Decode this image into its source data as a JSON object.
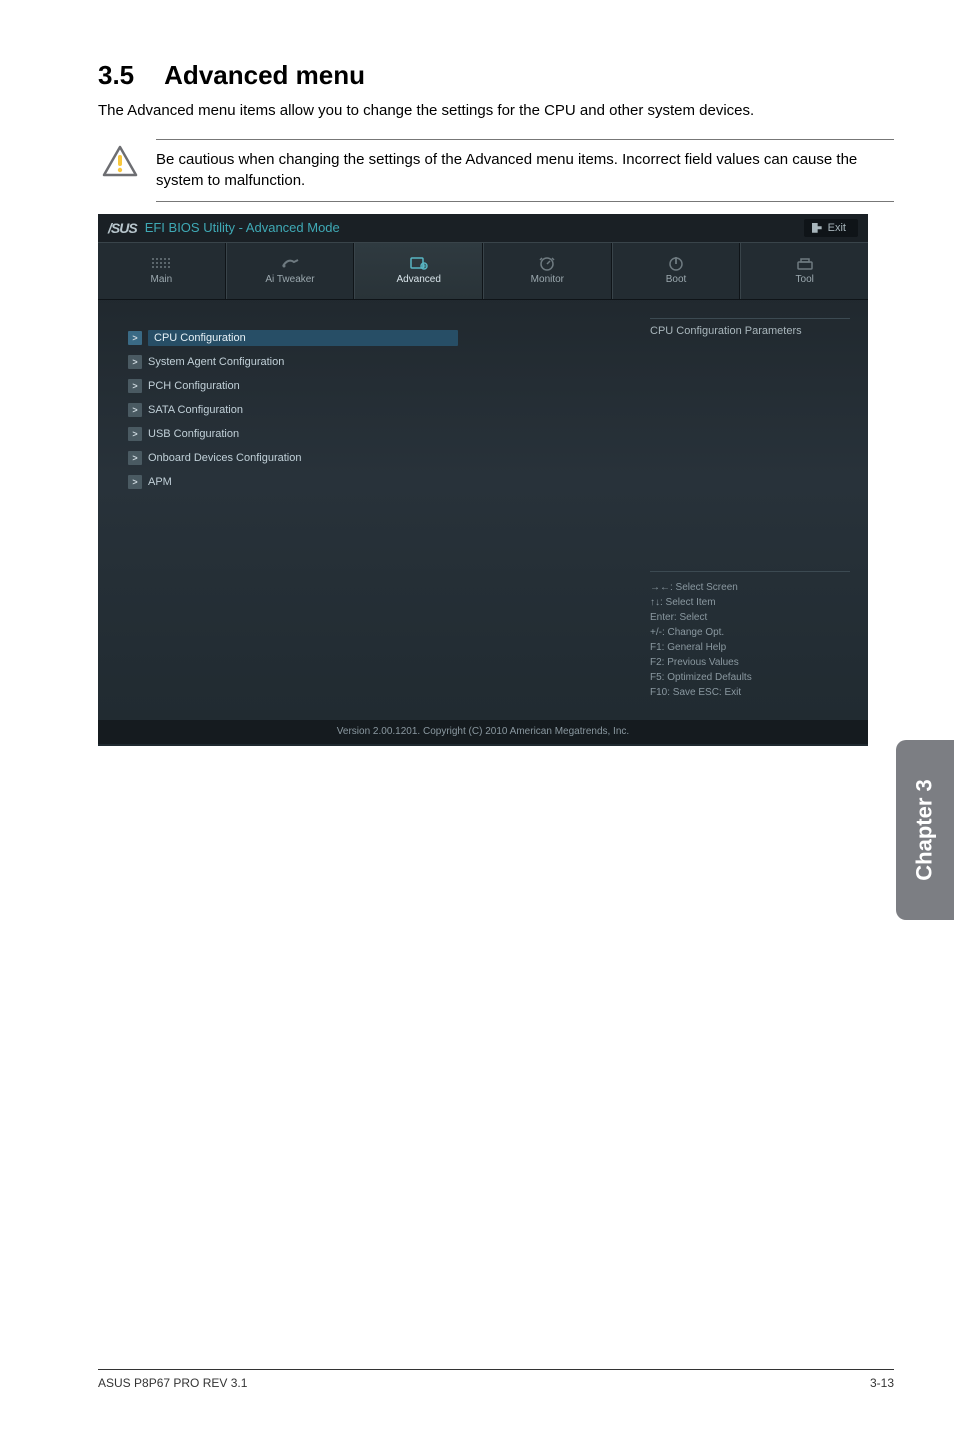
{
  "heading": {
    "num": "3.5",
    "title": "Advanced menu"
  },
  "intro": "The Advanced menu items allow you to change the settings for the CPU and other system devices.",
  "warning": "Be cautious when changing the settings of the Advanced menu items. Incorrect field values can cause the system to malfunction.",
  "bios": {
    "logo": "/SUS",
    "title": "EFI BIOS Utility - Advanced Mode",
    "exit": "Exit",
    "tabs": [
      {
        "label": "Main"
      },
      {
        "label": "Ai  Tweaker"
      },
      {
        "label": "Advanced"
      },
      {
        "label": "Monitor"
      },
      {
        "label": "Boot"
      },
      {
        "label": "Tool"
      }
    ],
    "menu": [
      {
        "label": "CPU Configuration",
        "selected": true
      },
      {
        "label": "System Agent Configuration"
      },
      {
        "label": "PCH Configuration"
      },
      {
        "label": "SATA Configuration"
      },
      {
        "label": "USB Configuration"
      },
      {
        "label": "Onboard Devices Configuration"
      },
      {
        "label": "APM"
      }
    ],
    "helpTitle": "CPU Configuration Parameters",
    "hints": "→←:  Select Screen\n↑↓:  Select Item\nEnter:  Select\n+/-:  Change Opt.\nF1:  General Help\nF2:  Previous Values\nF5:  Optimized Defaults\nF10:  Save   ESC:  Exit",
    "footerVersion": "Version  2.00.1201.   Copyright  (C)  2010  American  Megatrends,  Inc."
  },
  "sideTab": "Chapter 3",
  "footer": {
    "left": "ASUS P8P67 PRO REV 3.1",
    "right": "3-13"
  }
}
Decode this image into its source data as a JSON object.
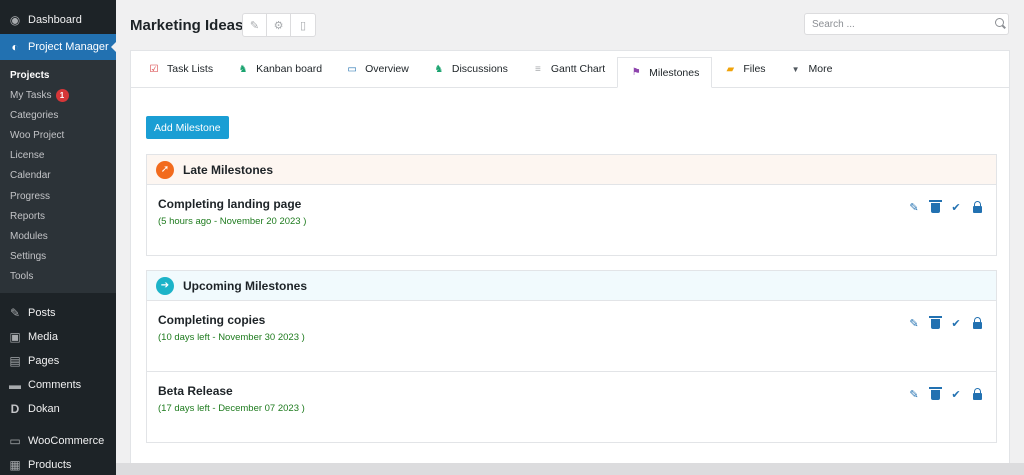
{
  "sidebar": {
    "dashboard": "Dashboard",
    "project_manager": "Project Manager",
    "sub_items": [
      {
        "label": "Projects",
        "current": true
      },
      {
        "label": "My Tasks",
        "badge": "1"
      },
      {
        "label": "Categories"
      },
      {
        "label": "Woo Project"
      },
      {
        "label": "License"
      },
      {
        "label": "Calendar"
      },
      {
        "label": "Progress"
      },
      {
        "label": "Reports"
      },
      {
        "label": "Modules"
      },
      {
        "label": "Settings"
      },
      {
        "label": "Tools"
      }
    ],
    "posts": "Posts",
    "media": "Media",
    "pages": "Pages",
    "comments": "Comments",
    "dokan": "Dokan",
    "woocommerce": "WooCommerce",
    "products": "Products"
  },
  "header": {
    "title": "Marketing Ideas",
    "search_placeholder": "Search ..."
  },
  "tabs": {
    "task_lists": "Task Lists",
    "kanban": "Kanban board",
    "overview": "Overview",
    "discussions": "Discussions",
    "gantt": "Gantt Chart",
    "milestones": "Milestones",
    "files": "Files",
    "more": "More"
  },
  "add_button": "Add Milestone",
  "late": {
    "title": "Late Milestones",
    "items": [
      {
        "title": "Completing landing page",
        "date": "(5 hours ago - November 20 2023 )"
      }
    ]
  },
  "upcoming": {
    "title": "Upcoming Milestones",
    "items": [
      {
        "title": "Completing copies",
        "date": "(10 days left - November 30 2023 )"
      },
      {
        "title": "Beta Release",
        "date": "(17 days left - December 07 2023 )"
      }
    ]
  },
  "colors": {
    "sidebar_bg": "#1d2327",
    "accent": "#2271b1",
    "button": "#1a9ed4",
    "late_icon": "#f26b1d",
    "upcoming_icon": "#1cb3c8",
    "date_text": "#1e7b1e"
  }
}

────────────────────

What needs to be done »
Keep every word of the data as it is when you write it out, but drop the pictures.

Answer for this exercise »
Decode this image into its source data as a JSON object.
{
  "heading": {
    "num": "3.5",
    "title": "Advanced menu"
  },
  "intro": "The Advanced menu items allow you to change the settings for the CPU and other system devices.",
  "warning": "Be cautious when changing the settings of the Advanced menu items. Incorrect field values can cause the system to malfunction.",
  "bios": {
    "logo": "/SUS",
    "title": "EFI BIOS Utility - Advanced Mode",
    "exit": "Exit",
    "tabs": [
      {
        "label": "Main"
      },
      {
        "label": "Ai  Tweaker"
      },
      {
        "label": "Advanced"
      },
      {
        "label": "Monitor"
      },
      {
        "label": "Boot"
      },
      {
        "label": "Tool"
      }
    ],
    "menu": [
      {
        "label": "CPU Configuration",
        "selected": true
      },
      {
        "label": "System Agent Configuration"
      },
      {
        "label": "PCH Configuration"
      },
      {
        "label": "SATA Configuration"
      },
      {
        "label": "USB Configuration"
      },
      {
        "label": "Onboard Devices Configuration"
      },
      {
        "label": "APM"
      }
    ],
    "helpTitle": "CPU Configuration Parameters",
    "hints": "→←:  Select Screen\n↑↓:  Select Item\nEnter:  Select\n+/-:  Change Opt.\nF1:  General Help\nF2:  Previous Values\nF5:  Optimized Defaults\nF10:  Save   ESC:  Exit",
    "footerVersion": "Version  2.00.1201.   Copyright  (C)  2010  American  Megatrends,  Inc."
  },
  "sideTab": "Chapter 3",
  "footer": {
    "left": "ASUS P8P67 PRO REV 3.1",
    "right": "3-13"
  }
}
Decode this image into its source data as a JSON object.
{
  "sidebar": {
    "dashboard": "Dashboard",
    "project_manager": "Project Manager",
    "sub_items": [
      {
        "label": "Projects",
        "current": true
      },
      {
        "label": "My Tasks",
        "badge": "1"
      },
      {
        "label": "Categories"
      },
      {
        "label": "Woo Project"
      },
      {
        "label": "License"
      },
      {
        "label": "Calendar"
      },
      {
        "label": "Progress"
      },
      {
        "label": "Reports"
      },
      {
        "label": "Modules"
      },
      {
        "label": "Settings"
      },
      {
        "label": "Tools"
      }
    ],
    "posts": "Posts",
    "media": "Media",
    "pages": "Pages",
    "comments": "Comments",
    "dokan": "Dokan",
    "woocommerce": "WooCommerce",
    "products": "Products"
  },
  "header": {
    "title": "Marketing Ideas",
    "search_placeholder": "Search ..."
  },
  "tabs": {
    "task_lists": "Task Lists",
    "kanban": "Kanban board",
    "overview": "Overview",
    "discussions": "Discussions",
    "gantt": "Gantt Chart",
    "milestones": "Milestones",
    "files": "Files",
    "more": "More"
  },
  "add_button": "Add Milestone",
  "late": {
    "title": "Late Milestones",
    "items": [
      {
        "title": "Completing landing page",
        "date": "(5 hours ago - November 20 2023 )"
      }
    ]
  },
  "upcoming": {
    "title": "Upcoming Milestones",
    "items": [
      {
        "title": "Completing copies",
        "date": "(10 days left - November 30 2023 )"
      },
      {
        "title": "Beta Release",
        "date": "(17 days left - December 07 2023 )"
      }
    ]
  },
  "colors": {
    "sidebar_bg": "#1d2327",
    "accent": "#2271b1",
    "button": "#1a9ed4",
    "late_icon": "#f26b1d",
    "upcoming_icon": "#1cb3c8",
    "date_text": "#1e7b1e"
  }
}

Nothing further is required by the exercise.